Data entries
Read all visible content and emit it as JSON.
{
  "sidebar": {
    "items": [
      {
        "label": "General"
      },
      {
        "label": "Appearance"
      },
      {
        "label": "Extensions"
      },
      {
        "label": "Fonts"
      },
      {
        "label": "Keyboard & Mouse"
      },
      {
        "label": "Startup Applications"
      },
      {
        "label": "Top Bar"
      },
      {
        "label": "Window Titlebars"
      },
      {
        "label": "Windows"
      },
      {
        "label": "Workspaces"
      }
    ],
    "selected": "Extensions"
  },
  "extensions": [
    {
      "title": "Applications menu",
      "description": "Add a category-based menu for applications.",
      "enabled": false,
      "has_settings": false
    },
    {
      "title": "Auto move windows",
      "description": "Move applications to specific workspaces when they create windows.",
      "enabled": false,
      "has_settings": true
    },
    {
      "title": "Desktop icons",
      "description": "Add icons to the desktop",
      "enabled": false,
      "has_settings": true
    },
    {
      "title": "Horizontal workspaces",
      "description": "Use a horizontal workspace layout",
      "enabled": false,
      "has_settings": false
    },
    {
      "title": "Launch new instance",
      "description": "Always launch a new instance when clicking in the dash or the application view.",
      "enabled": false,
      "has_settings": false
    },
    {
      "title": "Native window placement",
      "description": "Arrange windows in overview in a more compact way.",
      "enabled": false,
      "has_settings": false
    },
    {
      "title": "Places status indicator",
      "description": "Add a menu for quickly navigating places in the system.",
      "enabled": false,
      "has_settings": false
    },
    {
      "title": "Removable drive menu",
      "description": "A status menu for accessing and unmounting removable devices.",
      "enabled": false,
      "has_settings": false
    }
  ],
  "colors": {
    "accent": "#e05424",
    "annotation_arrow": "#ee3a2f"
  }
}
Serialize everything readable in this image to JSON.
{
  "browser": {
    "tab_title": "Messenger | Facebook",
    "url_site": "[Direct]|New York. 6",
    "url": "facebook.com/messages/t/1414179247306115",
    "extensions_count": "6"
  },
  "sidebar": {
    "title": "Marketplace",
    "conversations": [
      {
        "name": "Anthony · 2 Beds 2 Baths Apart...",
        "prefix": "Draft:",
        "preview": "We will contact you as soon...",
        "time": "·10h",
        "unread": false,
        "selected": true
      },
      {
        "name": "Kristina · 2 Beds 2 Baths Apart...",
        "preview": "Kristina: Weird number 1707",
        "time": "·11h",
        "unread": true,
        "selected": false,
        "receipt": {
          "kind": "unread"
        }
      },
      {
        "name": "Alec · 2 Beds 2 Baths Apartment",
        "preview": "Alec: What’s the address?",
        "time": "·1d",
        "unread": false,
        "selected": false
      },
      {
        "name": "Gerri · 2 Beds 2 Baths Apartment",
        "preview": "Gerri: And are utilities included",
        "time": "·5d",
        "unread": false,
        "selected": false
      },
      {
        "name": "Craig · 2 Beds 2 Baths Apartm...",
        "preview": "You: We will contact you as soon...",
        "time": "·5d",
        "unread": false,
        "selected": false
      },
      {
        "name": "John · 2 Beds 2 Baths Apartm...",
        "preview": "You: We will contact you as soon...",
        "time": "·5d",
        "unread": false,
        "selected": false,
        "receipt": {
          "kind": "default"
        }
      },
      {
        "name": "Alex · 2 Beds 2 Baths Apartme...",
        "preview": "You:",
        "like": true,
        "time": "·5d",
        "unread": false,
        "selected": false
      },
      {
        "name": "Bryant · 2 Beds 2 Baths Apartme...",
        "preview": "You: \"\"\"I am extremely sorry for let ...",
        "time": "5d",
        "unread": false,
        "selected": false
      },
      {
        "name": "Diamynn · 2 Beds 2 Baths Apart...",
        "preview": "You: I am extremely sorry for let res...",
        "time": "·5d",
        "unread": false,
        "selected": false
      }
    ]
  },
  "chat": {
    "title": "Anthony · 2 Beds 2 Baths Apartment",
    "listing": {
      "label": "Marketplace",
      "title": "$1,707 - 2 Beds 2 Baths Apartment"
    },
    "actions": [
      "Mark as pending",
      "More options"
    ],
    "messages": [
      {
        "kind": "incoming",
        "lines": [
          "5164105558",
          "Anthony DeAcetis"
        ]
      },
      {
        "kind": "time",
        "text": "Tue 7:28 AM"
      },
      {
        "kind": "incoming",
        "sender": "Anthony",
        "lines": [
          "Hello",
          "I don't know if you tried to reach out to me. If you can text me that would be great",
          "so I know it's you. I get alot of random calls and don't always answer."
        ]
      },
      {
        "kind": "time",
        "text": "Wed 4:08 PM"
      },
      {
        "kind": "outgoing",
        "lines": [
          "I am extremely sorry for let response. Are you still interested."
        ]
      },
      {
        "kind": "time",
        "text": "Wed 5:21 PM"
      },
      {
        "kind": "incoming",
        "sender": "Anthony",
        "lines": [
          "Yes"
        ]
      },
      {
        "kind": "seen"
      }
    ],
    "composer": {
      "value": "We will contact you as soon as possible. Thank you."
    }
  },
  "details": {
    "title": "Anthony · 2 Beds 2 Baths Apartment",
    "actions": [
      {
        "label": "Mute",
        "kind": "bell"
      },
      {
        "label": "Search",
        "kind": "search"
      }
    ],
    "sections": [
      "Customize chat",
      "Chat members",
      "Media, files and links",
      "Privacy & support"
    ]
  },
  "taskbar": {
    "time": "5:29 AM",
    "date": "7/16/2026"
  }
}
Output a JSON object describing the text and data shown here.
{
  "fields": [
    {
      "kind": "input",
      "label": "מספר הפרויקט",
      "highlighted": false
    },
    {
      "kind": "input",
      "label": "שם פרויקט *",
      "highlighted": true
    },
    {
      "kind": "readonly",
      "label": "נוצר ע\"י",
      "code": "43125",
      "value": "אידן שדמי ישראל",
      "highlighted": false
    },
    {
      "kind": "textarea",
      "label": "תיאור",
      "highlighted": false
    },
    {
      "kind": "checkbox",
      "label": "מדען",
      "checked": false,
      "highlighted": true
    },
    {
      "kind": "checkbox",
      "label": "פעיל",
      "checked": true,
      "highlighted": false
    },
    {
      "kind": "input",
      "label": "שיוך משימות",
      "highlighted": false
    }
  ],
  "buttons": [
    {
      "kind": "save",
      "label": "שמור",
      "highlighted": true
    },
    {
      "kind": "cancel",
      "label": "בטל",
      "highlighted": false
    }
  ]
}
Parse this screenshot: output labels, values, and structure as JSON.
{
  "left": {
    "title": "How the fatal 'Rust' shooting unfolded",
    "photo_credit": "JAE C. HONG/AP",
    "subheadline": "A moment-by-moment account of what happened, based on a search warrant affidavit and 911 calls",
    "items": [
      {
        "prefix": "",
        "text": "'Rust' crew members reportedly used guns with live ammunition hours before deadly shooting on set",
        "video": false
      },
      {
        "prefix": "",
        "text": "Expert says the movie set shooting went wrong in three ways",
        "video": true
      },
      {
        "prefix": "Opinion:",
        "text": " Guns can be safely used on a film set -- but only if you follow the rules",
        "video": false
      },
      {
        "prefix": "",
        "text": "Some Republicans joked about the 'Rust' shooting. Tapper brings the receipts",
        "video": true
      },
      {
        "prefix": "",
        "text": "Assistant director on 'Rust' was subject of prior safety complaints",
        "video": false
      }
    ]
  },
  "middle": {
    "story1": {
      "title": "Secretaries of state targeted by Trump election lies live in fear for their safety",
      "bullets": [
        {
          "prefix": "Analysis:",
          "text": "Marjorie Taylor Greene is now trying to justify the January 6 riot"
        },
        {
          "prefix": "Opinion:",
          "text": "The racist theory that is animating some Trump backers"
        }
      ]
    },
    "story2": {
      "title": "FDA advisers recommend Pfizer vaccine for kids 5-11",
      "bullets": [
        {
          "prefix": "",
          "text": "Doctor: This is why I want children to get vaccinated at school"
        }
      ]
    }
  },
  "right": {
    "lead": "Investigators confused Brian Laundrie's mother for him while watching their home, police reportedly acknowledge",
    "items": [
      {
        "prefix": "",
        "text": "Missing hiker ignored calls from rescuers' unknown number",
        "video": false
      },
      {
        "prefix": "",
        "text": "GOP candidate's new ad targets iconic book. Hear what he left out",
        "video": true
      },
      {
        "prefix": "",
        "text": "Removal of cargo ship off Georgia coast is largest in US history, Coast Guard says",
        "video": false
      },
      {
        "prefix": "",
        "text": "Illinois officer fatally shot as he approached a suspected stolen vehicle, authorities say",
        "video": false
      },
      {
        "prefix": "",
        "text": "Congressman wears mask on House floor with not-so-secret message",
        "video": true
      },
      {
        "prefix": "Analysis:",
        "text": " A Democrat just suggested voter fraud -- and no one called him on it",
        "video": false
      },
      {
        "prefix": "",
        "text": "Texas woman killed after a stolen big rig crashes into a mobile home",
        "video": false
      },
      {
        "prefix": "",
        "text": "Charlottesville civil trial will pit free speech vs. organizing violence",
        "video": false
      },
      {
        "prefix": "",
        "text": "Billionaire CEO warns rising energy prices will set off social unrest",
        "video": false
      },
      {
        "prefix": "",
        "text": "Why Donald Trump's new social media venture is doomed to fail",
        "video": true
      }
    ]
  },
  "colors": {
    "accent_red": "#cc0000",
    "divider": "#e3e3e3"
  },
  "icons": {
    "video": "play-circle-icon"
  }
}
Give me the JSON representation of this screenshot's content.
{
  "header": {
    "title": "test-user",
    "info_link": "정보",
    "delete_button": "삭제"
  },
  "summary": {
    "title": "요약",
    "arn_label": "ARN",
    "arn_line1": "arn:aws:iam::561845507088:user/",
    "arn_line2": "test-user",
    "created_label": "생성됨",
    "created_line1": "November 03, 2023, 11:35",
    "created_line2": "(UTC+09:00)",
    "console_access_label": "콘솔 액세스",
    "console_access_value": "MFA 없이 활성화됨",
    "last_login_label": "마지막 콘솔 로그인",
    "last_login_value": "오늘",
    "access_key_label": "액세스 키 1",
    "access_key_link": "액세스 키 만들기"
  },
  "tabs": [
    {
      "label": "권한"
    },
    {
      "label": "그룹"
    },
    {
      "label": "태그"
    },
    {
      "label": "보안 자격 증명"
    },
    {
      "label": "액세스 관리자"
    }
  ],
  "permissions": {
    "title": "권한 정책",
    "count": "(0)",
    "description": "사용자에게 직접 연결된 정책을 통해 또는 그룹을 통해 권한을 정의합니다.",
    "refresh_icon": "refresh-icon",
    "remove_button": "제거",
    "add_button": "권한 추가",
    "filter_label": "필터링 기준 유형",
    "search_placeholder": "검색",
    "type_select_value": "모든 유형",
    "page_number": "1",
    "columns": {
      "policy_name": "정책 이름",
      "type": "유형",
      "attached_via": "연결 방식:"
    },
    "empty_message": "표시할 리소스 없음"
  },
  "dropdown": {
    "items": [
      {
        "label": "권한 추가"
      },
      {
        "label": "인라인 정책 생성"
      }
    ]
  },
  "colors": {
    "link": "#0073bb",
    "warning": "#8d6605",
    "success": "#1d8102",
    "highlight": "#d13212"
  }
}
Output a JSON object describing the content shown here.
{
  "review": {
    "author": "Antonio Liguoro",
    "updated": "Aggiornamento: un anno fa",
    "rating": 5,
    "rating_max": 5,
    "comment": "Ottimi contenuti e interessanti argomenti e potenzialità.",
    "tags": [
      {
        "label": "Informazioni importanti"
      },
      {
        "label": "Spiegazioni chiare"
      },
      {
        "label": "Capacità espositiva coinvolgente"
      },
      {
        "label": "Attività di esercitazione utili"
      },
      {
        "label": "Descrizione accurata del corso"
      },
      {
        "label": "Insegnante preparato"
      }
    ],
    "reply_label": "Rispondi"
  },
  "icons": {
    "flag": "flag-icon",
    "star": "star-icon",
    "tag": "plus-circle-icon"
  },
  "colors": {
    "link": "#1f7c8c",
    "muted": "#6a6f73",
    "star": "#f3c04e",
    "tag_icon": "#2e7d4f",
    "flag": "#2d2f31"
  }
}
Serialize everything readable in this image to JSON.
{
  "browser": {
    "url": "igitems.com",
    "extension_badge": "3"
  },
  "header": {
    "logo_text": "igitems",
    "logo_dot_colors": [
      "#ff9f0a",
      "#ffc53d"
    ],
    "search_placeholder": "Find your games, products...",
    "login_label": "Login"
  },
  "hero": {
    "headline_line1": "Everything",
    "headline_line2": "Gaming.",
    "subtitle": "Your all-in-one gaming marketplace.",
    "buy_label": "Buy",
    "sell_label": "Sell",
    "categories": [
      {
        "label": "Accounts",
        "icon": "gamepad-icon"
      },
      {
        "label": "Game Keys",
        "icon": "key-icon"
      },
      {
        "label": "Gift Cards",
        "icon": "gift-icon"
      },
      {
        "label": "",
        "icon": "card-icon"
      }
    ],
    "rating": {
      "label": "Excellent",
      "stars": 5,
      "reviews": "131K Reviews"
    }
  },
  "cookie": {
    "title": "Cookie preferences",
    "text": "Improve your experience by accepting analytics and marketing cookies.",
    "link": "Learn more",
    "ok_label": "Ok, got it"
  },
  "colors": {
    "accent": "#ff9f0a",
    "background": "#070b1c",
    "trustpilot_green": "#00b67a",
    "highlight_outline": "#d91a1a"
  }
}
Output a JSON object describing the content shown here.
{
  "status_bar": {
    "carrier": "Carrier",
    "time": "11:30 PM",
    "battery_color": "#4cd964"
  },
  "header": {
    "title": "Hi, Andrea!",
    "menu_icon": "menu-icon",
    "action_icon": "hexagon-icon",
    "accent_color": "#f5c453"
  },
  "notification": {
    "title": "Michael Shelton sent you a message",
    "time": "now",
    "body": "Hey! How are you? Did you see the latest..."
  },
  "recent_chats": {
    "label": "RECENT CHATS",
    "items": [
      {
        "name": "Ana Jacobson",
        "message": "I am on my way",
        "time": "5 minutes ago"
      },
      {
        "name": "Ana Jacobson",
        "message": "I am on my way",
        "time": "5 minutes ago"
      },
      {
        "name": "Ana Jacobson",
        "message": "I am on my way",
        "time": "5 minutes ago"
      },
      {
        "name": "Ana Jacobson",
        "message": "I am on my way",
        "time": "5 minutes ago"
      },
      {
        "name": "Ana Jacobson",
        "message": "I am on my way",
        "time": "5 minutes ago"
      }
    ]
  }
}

> _YOUR GOAL_
Identify and extract each line of the listing that contains "contact".

> _TASK SOLUTION_
        "preview": "We will contact you as soon...",
        "preview": "You: We will contact you as soon...",
        "preview": "You: We will contact you as soon...",
      "value": "We will contact you as soon as possible. Thank you."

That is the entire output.